# EXERCISE
Every entry that follows needs to be repeated exactly.

── PROVIDED DATA ──

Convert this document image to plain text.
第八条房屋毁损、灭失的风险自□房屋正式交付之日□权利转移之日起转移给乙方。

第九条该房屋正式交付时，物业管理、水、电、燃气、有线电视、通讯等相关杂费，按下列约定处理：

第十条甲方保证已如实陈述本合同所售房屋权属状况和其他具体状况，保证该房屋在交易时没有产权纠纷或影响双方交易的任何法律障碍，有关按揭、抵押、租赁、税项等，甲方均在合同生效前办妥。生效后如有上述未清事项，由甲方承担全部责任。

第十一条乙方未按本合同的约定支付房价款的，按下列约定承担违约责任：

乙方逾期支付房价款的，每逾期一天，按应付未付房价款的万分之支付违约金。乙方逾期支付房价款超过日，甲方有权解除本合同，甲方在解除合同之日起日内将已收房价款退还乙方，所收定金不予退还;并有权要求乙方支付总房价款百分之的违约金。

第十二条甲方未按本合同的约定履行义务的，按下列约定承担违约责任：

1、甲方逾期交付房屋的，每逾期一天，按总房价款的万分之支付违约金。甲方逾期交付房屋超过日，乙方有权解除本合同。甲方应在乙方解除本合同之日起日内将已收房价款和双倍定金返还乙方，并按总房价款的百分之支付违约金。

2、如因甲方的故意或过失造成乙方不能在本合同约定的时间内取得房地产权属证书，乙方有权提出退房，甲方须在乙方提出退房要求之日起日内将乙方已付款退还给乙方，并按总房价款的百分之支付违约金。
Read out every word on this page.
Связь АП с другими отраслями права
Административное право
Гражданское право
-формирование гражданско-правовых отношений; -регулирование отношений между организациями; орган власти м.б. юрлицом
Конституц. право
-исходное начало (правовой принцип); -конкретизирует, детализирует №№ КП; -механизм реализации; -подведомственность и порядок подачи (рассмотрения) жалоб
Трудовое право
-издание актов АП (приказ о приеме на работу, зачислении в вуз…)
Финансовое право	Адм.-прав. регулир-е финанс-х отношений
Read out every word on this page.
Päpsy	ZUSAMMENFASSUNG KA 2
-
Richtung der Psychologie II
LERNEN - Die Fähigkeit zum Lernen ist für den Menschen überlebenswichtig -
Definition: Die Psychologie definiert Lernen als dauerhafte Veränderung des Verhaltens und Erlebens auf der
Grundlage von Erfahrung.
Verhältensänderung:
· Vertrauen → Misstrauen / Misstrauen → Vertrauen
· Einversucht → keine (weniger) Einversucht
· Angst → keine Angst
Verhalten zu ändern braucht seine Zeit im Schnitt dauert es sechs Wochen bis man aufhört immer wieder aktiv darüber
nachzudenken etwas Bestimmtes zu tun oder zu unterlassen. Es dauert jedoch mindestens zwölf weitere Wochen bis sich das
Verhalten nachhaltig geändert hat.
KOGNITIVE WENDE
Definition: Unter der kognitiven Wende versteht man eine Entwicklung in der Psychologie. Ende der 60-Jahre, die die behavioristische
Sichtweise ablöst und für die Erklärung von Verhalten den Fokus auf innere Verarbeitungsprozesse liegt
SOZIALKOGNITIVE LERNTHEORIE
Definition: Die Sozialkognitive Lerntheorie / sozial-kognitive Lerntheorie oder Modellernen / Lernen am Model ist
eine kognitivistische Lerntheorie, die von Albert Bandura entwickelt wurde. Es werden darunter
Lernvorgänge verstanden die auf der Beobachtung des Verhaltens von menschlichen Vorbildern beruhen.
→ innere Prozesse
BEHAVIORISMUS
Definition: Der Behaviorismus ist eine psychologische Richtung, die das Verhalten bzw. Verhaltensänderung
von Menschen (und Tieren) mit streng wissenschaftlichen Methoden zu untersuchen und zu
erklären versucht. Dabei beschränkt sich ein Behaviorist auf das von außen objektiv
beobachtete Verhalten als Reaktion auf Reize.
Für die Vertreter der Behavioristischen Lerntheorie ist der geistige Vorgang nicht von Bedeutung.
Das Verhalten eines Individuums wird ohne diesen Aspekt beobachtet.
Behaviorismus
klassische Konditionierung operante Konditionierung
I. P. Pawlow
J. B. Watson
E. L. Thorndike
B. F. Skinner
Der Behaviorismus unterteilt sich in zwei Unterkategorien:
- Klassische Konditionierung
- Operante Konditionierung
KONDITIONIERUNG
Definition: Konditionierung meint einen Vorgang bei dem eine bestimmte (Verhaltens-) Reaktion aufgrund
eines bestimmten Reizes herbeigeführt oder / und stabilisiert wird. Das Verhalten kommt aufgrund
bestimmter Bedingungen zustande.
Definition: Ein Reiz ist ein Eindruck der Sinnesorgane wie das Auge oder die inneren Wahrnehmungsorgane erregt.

───

# SOLUTION FOR THIS EXERCISE
Convert this document image to plain text.
第八条房屋毁损、灭失的风险自□房屋正式交付之日□权利转移之日起转移给乙方。

第九条该房屋正式交付时，物业管理、水、电、燃气、有线电视、通讯等相关杂费，按下列约定处理：

第十条甲方保证已如实陈述本合同所售房屋权属状况和其他具体状况，保证该房屋在交易时没有产权纠纷或影响双方交易的任何法律障碍，有关按揭、抵押、租赁、税项等，甲方均在合同生效前办妥。生效后如有上述未清事项，由甲方承担全部责任。

第十一条乙方未按本合同的约定支付房价款的，按下列约定承担违约责任：

乙方逾期支付房价款的，每逾期一天，按应付未付房价款的万分之支付违约金。乙方逾期支付房价款超过日，甲方有权解除本合同，甲方在解除合同之日起日内将已收房价款退还乙方，所收定金不予退还;并有权要求乙方支付总房价款百分之的违约金。

第十二条甲方未按本合同的约定履行义务的，按下列约定承担违约责任：

1、甲方逾期交付房屋的，每逾期一天，按总房价款的万分之支付违约金。甲方逾期交付房屋超过日，乙方有权解除本合同。甲方应在乙方解除本合同之日起日内将已收房价款和双倍定金返还乙方，并按总房价款的百分之支付违约金。

2、如因甲方的故意或过失造成乙方不能在本合同约定的时间内取得房地产权属证书，乙方有权提出退房，甲方须在乙方提出退房要求之日起日内将乙方已付款退还给乙方，并按总房价款的百分之支付违约金。
Read out every word on this page.
Связь АП с другими отраслями права
Административное право
Гражданское право
-формирование гражданско-правовых отношений; -регулирование отношений между организациями; орган власти м.б. юрлицом
Конституц. право
-исходное начало (правовой принцип); -конкретизирует, детализирует №№ КП; -механизм реализации; -подведомственность и порядок подачи (рассмотрения) жалоб
Трудовое право
-издание актов АП (приказ о приеме на работу, зачислении в вуз…)
Финансовое право	Адм.-прав. регулир-е финанс-х отношений
Read out every word on this page.
Päpsy	ZUSAMMENFASSUNG KA 2
-
Richtung der Psychologie II
LERNEN - Die Fähigkeit zum Lernen ist für den Menschen überlebenswichtig -
Definition: Die Psychologie definiert Lernen als dauerhafte Veränderung des Verhaltens und Erlebens auf der
Grundlage von Erfahrung.
Verhältensänderung:
· Vertrauen → Misstrauen / Misstrauen → Vertrauen
· Einversucht → keine (weniger) Einversucht
· Angst → keine Angst
Verhalten zu ändern braucht seine Zeit im Schnitt dauert es sechs Wochen bis man aufhört immer wieder aktiv darüber
nachzudenken etwas Bestimmtes zu tun oder zu unterlassen. Es dauert jedoch mindestens zwölf weitere Wochen bis sich das
Verhalten nachhaltig geändert hat.
KOGNITIVE WENDE
Definition: Unter der kognitiven Wende versteht man eine Entwicklung in der Psychologie. Ende der 60-Jahre, die die behavioristische
Sichtweise ablöst und für die Erklärung von Verhalten den Fokus auf innere Verarbeitungsprozesse liegt
SOZIALKOGNITIVE LERNTHEORIE
Definition: Die Sozialkognitive Lerntheorie / sozial-kognitive Lerntheorie oder Modellernen / Lernen am Model ist
eine kognitivistische Lerntheorie, die von Albert Bandura entwickelt wurde. Es werden darunter
Lernvorgänge verstanden die auf der Beobachtung des Verhaltens von menschlichen Vorbildern beruhen.
→ innere Prozesse
BEHAVIORISMUS
Definition: Der Behaviorismus ist eine psychologische Richtung, die das Verhalten bzw. Verhaltensänderung
von Menschen (und Tieren) mit streng wissenschaftlichen Methoden zu untersuchen und zu
erklären versucht. Dabei beschränkt sich ein Behaviorist auf das von außen objektiv
beobachtete Verhalten als Reaktion auf Reize.
Für die Vertreter der Behavioristischen Lerntheorie ist der geistige Vorgang nicht von Bedeutung.
Das Verhalten eines Individuums wird ohne diesen Aspekt beobachtet.
Behaviorismus
klassische Konditionierung operante Konditionierung
I. P. Pawlow
J. B. Watson
E. L. Thorndike
B. F. Skinner
Der Behaviorismus unterteilt sich in zwei Unterkategorien:
- Klassische Konditionierung
- Operante Konditionierung
KONDITIONIERUNG
Definition: Konditionierung meint einen Vorgang bei dem eine bestimmte (Verhaltens-) Reaktion aufgrund
eines bestimmten Reizes herbeigeführt oder / und stabilisiert wird. Das Verhalten kommt aufgrund
bestimmter Bedingungen zustande.
Definition: Ein Reiz ist ein Eindruck der Sinnesorgane wie das Auge oder die inneren Wahrnehmungsorgane erregt.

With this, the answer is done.